=== Begin Enclosure ===
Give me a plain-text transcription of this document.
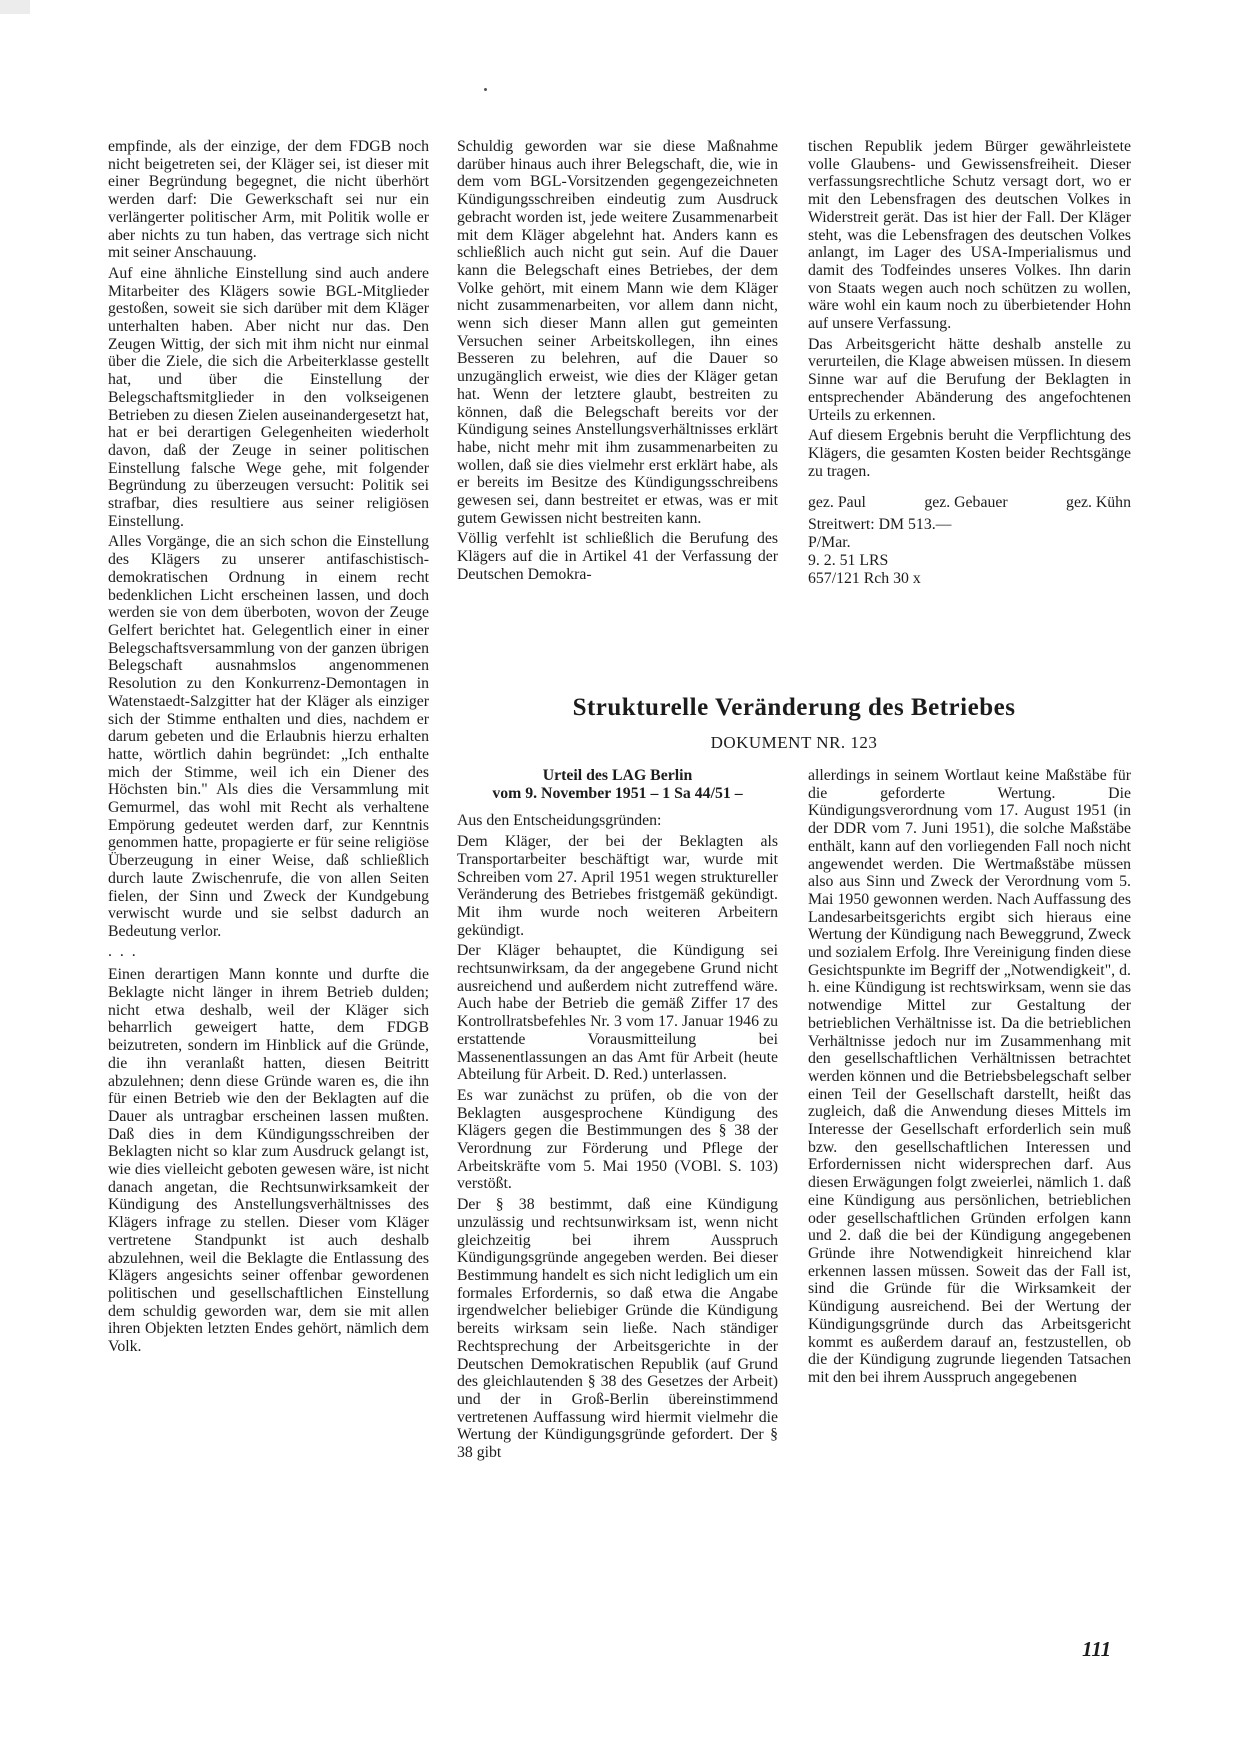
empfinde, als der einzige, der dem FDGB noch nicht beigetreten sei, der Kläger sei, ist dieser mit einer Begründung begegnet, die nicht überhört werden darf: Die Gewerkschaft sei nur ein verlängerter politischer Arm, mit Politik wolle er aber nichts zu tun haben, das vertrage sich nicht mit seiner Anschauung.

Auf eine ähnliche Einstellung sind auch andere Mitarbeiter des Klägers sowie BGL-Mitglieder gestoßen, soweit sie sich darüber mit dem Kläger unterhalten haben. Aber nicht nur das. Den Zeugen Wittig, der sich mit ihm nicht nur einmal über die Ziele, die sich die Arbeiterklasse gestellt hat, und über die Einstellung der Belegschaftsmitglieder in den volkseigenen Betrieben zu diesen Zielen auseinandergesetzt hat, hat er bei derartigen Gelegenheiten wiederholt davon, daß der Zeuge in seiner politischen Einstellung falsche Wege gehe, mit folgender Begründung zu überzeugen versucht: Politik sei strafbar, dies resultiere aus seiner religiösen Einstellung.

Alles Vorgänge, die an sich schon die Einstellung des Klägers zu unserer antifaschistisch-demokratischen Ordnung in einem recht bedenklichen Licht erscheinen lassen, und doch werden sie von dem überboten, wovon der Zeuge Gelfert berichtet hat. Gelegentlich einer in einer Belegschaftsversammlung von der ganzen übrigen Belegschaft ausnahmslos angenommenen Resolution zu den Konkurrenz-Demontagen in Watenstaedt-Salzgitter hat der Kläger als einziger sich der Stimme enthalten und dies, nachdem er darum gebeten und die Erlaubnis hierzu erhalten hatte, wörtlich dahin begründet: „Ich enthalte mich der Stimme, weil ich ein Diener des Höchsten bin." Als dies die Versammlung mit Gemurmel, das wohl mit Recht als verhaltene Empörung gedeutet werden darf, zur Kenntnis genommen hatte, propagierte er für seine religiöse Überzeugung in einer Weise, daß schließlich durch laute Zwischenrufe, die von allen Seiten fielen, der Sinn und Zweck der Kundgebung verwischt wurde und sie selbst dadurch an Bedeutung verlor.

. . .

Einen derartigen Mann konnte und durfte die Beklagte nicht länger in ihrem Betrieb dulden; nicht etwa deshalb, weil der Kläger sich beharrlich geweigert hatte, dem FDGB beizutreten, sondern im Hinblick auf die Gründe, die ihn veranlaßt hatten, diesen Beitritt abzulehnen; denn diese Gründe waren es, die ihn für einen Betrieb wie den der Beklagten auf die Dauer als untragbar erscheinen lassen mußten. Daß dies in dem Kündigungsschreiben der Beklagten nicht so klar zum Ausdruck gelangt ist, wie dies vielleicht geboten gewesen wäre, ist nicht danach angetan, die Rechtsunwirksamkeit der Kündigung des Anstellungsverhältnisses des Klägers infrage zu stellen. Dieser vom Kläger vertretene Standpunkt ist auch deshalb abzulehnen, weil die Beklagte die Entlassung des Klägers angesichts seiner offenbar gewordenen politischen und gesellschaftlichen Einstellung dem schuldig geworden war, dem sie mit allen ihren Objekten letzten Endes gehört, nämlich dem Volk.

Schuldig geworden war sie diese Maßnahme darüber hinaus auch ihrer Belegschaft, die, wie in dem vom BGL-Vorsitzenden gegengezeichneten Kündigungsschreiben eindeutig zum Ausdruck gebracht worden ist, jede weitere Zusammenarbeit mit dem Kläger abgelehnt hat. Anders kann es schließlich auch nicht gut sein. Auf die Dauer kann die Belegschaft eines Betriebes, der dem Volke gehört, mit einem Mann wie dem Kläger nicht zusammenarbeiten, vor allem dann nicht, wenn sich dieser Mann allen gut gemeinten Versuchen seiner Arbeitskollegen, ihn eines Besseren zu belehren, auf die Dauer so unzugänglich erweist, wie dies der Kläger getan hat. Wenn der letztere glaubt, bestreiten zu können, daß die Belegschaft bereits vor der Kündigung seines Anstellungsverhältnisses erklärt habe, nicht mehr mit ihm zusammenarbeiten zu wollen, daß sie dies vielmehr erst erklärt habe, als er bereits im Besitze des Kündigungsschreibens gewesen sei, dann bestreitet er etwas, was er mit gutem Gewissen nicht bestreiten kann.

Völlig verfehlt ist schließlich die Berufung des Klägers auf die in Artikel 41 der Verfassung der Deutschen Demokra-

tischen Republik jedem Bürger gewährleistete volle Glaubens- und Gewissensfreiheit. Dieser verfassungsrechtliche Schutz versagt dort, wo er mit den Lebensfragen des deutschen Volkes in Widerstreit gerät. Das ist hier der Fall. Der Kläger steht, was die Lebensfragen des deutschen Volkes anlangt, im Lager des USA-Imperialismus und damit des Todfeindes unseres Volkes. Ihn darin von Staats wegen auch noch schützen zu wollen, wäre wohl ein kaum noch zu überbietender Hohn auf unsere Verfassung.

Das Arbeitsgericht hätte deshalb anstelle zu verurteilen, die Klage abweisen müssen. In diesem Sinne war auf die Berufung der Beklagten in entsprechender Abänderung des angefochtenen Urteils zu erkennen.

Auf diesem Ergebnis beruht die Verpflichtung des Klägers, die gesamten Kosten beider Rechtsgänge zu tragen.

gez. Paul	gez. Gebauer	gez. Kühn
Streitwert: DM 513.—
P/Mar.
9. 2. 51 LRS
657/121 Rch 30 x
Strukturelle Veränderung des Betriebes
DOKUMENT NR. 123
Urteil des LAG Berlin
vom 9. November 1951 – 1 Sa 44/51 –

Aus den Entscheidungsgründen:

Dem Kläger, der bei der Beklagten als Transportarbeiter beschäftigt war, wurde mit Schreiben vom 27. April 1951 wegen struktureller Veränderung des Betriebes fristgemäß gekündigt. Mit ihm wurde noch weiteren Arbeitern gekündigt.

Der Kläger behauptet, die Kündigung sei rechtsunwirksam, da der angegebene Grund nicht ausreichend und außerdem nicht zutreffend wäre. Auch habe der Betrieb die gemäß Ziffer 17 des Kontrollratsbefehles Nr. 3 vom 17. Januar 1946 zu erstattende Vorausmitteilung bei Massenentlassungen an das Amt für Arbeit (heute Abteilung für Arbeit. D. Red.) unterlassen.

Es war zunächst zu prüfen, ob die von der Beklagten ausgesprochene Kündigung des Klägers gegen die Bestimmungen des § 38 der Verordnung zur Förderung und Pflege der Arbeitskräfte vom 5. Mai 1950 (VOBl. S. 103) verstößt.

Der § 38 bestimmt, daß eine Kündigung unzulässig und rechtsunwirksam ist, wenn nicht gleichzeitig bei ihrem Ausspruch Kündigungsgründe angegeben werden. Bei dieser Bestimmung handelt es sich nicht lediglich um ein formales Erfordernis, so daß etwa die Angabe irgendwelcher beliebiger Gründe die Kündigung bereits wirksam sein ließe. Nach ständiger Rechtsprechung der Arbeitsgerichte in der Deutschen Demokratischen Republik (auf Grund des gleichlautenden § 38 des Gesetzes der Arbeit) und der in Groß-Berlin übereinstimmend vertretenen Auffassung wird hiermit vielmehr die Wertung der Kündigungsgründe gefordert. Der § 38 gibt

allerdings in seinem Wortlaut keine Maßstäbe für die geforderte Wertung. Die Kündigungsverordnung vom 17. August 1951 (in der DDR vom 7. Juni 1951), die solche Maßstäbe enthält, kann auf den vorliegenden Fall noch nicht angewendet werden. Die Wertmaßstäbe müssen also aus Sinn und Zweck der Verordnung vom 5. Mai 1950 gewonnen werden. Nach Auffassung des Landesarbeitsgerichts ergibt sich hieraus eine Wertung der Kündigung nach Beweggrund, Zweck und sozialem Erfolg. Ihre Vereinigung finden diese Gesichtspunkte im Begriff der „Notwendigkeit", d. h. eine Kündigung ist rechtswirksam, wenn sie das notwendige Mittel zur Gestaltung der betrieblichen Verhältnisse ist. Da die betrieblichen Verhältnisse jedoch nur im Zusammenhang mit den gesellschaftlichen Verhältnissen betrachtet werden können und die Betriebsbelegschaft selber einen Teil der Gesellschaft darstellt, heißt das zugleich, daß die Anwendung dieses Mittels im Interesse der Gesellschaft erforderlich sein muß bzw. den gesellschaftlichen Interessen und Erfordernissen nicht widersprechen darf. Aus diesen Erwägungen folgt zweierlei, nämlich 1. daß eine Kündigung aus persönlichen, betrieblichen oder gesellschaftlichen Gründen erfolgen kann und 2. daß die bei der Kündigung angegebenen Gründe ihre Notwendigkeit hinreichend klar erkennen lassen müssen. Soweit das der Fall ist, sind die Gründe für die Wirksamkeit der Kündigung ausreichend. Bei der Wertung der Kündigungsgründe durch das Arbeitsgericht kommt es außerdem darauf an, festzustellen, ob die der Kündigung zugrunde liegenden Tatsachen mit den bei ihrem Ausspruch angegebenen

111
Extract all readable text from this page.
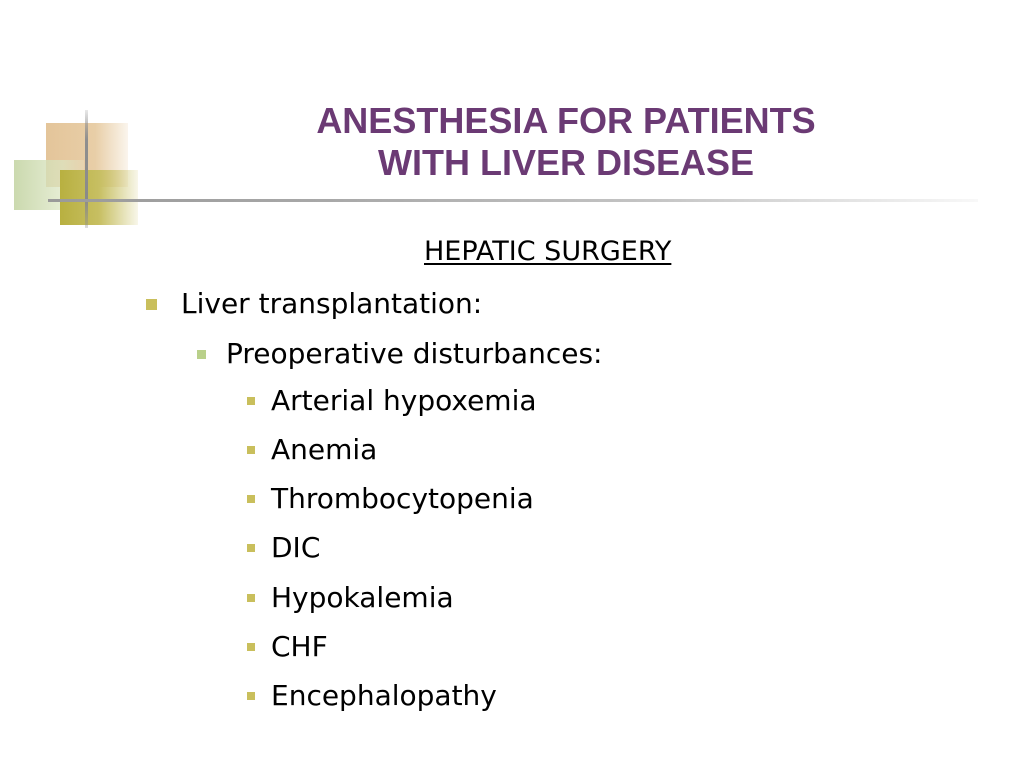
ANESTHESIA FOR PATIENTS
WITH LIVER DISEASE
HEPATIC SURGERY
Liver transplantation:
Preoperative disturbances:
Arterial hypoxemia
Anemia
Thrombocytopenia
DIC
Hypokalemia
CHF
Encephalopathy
=== End Enclosure ===
Exercise ▸
Filter the records above for lines containing the word "diesem", and copy those lines.

Result of this task ▸
Das Arbeitsgericht hätte deshalb anstelle zu verurteilen, die Klage abweisen müssen. In diesem Sinne war auf die Berufung der Beklagten in entsprechender Abänderung des angefochtenen Urteils zu erkennen.
Auf diesem Ergebnis beruht die Verpflichtung des Klägers, die gesamten Kosten beider Rechtsgänge zu tragen.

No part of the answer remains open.